Extracted data entries:
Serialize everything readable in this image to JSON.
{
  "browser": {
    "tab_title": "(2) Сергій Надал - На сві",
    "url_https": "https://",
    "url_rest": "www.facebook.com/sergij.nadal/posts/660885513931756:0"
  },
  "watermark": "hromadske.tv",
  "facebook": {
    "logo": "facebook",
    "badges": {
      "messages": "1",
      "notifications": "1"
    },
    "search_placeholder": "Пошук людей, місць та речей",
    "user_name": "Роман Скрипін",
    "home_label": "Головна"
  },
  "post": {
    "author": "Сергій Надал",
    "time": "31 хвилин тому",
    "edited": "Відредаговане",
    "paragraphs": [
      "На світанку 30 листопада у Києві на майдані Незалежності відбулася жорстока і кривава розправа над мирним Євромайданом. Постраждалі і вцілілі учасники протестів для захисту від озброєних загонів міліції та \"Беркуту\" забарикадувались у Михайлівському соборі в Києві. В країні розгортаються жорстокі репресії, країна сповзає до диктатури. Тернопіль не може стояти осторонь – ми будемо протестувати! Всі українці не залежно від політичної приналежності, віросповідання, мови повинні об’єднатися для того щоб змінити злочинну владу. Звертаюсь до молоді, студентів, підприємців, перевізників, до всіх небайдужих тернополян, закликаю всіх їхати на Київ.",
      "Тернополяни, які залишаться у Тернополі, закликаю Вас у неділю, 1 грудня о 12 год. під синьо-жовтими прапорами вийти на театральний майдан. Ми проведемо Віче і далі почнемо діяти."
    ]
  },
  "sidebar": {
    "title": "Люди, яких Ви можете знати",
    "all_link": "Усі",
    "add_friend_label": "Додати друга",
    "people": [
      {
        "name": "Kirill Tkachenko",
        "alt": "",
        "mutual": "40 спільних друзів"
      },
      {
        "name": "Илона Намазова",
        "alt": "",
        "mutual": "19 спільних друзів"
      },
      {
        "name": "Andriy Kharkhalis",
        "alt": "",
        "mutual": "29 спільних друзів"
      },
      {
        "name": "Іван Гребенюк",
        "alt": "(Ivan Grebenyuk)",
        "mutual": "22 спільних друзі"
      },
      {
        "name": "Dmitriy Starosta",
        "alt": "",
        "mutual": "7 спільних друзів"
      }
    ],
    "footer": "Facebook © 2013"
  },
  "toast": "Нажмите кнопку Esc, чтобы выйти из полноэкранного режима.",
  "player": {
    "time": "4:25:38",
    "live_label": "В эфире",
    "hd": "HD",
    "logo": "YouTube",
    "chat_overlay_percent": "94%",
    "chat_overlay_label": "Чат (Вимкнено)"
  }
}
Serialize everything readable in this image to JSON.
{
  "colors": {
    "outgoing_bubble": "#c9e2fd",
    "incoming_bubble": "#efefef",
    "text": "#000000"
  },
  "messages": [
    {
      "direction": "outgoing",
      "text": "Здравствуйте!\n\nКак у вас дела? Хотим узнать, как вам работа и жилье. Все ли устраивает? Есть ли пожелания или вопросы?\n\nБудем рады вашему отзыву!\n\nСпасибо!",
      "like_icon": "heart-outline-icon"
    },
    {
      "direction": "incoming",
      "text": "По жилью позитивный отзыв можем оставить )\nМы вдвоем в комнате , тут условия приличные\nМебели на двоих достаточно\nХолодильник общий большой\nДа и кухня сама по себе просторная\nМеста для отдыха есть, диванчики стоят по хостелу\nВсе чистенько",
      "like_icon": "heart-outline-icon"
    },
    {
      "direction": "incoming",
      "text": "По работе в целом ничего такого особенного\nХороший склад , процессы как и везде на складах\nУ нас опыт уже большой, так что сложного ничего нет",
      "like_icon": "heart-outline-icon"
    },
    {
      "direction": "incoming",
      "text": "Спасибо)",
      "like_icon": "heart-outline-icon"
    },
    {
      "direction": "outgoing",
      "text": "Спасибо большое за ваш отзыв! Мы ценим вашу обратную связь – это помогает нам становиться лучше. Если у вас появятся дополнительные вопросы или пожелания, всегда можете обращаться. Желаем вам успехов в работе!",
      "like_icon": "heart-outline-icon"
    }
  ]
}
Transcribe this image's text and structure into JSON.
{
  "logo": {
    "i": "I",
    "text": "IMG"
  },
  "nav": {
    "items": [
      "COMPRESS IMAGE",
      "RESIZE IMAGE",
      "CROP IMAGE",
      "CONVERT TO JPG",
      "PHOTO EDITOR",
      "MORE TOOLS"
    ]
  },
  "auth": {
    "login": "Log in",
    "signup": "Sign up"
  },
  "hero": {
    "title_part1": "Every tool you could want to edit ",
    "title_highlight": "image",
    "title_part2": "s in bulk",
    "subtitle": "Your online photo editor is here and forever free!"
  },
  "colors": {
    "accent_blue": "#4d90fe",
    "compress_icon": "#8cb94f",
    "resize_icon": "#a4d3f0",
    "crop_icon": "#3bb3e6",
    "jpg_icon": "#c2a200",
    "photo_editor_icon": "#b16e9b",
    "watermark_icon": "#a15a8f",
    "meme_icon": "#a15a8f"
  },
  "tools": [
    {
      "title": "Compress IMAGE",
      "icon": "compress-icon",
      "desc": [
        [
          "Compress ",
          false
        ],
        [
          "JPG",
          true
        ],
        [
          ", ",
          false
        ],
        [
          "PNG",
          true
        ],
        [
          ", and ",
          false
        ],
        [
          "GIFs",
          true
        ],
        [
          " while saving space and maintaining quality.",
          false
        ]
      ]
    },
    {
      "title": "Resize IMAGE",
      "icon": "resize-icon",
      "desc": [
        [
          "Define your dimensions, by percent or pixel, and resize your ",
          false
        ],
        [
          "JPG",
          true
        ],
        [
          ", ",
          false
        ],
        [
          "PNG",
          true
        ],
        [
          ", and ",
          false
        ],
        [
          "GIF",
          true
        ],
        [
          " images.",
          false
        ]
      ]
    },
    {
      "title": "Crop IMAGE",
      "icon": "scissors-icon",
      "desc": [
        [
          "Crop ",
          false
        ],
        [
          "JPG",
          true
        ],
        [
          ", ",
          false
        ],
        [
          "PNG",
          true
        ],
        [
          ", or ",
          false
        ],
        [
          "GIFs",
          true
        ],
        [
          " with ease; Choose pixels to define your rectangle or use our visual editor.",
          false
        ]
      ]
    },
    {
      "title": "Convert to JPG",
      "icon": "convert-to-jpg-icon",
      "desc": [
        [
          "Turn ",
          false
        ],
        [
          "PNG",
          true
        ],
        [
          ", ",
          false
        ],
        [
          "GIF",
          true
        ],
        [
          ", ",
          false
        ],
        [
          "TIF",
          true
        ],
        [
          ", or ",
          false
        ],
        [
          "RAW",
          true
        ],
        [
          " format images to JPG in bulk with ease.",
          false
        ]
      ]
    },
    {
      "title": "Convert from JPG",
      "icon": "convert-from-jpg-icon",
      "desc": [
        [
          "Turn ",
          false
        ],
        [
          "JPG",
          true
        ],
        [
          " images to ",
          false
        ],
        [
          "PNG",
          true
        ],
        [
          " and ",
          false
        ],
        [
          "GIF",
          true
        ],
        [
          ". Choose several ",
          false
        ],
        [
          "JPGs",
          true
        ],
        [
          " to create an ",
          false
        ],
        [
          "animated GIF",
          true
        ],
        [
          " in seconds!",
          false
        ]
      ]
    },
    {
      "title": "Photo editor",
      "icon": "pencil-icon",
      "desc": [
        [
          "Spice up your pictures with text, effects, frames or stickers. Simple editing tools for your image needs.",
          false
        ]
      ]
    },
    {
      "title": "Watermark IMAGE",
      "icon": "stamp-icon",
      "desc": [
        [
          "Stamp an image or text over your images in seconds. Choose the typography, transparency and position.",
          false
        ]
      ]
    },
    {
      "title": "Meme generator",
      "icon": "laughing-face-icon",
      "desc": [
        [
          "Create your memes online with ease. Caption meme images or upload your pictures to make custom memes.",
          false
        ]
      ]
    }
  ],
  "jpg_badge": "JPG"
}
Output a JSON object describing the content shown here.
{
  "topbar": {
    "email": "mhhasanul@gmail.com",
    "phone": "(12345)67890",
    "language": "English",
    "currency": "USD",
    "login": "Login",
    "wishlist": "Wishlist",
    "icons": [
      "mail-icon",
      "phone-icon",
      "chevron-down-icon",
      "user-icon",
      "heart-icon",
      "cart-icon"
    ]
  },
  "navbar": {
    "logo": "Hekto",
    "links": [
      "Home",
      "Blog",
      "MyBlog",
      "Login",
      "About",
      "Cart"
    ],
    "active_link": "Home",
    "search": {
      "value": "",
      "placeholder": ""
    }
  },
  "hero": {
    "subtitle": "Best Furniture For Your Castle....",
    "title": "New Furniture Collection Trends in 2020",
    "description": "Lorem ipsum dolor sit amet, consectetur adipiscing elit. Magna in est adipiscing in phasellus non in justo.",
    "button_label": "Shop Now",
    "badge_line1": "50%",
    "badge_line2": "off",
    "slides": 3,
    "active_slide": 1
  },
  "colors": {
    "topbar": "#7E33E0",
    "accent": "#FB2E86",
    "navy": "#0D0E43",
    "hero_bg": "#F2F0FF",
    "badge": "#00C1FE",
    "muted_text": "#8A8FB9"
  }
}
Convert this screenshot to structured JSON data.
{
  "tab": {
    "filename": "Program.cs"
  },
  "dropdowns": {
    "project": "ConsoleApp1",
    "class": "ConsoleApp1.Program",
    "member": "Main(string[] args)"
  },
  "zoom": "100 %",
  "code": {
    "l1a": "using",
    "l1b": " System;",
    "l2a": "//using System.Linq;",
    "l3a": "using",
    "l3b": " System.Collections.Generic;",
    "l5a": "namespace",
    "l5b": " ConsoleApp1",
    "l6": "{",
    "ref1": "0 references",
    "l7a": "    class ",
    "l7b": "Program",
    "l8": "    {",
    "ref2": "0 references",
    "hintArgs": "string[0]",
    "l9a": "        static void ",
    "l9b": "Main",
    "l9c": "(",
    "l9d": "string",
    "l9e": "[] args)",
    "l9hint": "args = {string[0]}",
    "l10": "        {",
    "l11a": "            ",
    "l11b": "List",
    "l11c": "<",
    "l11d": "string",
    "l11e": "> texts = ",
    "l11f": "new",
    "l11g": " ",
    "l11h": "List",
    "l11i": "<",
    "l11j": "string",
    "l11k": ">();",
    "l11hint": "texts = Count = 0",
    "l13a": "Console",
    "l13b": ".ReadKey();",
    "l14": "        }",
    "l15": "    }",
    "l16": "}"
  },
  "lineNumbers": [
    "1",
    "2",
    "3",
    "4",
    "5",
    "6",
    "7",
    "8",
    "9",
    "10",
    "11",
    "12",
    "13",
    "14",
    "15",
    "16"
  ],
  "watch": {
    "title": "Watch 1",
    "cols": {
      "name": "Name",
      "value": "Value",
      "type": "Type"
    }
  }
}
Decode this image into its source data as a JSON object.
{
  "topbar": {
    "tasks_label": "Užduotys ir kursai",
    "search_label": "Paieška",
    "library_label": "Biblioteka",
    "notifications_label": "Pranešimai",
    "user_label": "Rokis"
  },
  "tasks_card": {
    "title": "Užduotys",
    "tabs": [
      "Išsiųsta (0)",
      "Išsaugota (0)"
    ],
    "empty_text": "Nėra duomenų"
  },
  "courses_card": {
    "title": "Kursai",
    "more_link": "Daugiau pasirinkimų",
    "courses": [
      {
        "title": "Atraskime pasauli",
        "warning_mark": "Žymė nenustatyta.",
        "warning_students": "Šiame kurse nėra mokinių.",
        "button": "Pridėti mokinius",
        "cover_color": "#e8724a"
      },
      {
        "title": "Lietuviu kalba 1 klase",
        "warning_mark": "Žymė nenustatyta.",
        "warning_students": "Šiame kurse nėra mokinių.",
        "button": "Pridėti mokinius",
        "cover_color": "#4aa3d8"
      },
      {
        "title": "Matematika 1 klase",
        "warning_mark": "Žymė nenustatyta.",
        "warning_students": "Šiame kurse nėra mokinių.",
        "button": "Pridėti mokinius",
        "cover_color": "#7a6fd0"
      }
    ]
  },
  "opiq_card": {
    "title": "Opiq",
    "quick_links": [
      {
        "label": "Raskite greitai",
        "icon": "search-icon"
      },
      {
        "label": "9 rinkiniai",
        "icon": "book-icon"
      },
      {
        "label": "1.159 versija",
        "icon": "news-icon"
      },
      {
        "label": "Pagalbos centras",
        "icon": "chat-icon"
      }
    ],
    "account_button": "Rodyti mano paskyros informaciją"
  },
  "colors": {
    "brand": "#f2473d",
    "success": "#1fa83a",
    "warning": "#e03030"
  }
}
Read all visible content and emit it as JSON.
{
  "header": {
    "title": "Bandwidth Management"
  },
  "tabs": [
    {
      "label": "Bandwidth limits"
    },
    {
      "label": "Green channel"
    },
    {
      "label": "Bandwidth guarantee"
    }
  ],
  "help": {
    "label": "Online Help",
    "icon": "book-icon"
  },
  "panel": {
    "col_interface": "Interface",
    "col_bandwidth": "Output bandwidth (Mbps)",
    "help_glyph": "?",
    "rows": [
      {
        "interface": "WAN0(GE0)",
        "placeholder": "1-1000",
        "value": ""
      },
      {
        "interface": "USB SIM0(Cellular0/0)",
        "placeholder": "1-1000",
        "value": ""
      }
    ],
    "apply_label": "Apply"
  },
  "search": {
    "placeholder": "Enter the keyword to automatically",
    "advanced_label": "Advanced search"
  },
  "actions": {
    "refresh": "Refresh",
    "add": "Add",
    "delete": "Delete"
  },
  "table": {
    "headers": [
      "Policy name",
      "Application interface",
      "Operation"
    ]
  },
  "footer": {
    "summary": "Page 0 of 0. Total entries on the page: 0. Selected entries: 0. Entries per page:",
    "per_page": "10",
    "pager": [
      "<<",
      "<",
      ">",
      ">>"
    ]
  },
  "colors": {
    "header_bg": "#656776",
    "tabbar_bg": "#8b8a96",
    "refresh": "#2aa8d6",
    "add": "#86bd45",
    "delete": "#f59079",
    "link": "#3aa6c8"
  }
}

*Exercise task:* Identify all lines in the records above with the word "Надал".

*The completed task:*
    "tab_title": "(2) Сергій Надал - На сві",
    "author": "Сергій Надал",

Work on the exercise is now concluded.